**Exercise instructions:** In your copy, leave out the pictures and repeat the entries below exactly.
[START]
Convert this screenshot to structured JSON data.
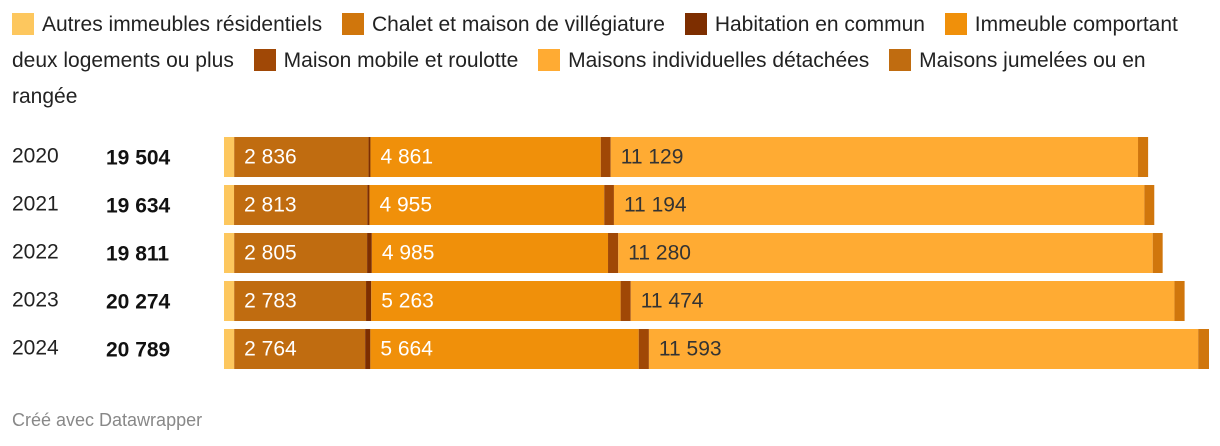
{
  "chart_data": {
    "type": "stacked-bar",
    "categories": [
      "2020",
      "2021",
      "2022",
      "2023",
      "2024"
    ],
    "totals": [
      19504,
      19634,
      19811,
      20274,
      20789
    ],
    "total_labels": [
      "19 504",
      "19 634",
      "19 811",
      "20 274",
      "20 789"
    ],
    "series": [
      {
        "name": "Autres immeubles résidentiels",
        "color": "#fdc75e",
        "values": [
          215,
          212,
          215,
          215,
          215
        ]
      },
      {
        "name": "Chalet et maison de villégiature",
        "color": "#d0760c",
        "values": [
          213,
          210,
          210,
          215,
          228
        ]
      },
      {
        "name": "Habitation en commun",
        "color": "#7d2e00",
        "values": [
          40,
          45,
          100,
          110,
          110
        ]
      },
      {
        "name": "Immeuble comportant deux logements ou plus",
        "color": "#f0900a",
        "values": [
          4861,
          4955,
          4985,
          5263,
          5664
        ],
        "value_labels": [
          "4 861",
          "4 955",
          "4 985",
          "5 263",
          "5 664"
        ]
      },
      {
        "name": "Maison mobile et roulotte",
        "color": "#a04806",
        "values": [
          210,
          205,
          216,
          214,
          215
        ]
      },
      {
        "name": "Maisons individuelles détachées",
        "color": "#ffab33",
        "values": [
          11129,
          11194,
          11280,
          11474,
          11593
        ],
        "value_labels": [
          "11 129",
          "11 194",
          "11 280",
          "11 474",
          "11 593"
        ]
      },
      {
        "name": "Maisons jumelées ou en rangée",
        "color": "#c06c10",
        "values": [
          2836,
          2813,
          2805,
          2783,
          2764
        ],
        "value_labels": [
          "2 836",
          "2 813",
          "2 805",
          "2 783",
          "2 764"
        ]
      }
    ],
    "footer": "Créé avec Datawrapper"
  }
}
[END]
**Answer to this exercise:**
Convert this screenshot to structured JSON data.
{
  "chart_data": {
    "type": "stacked-bar",
    "categories": [
      "2020",
      "2021",
      "2022",
      "2023",
      "2024"
    ],
    "totals": [
      19504,
      19634,
      19811,
      20274,
      20789
    ],
    "total_labels": [
      "19 504",
      "19 634",
      "19 811",
      "20 274",
      "20 789"
    ],
    "series": [
      {
        "name": "Autres immeubles résidentiels",
        "color": "#fdc75e",
        "values": [
          215,
          212,
          215,
          215,
          215
        ]
      },
      {
        "name": "Chalet et maison de villégiature",
        "color": "#d0760c",
        "values": [
          213,
          210,
          210,
          215,
          228
        ]
      },
      {
        "name": "Habitation en commun",
        "color": "#7d2e00",
        "values": [
          40,
          45,
          100,
          110,
          110
        ]
      },
      {
        "name": "Immeuble comportant deux logements ou plus",
        "color": "#f0900a",
        "values": [
          4861,
          4955,
          4985,
          5263,
          5664
        ],
        "value_labels": [
          "4 861",
          "4 955",
          "4 985",
          "5 263",
          "5 664"
        ]
      },
      {
        "name": "Maison mobile et roulotte",
        "color": "#a04806",
        "values": [
          210,
          205,
          216,
          214,
          215
        ]
      },
      {
        "name": "Maisons individuelles détachées",
        "color": "#ffab33",
        "values": [
          11129,
          11194,
          11280,
          11474,
          11593
        ],
        "value_labels": [
          "11 129",
          "11 194",
          "11 280",
          "11 474",
          "11 593"
        ]
      },
      {
        "name": "Maisons jumelées ou en rangée",
        "color": "#c06c10",
        "values": [
          2836,
          2813,
          2805,
          2783,
          2764
        ],
        "value_labels": [
          "2 836",
          "2 813",
          "2 805",
          "2 783",
          "2 764"
        ]
      }
    ],
    "footer": "Créé avec Datawrapper"
  }
}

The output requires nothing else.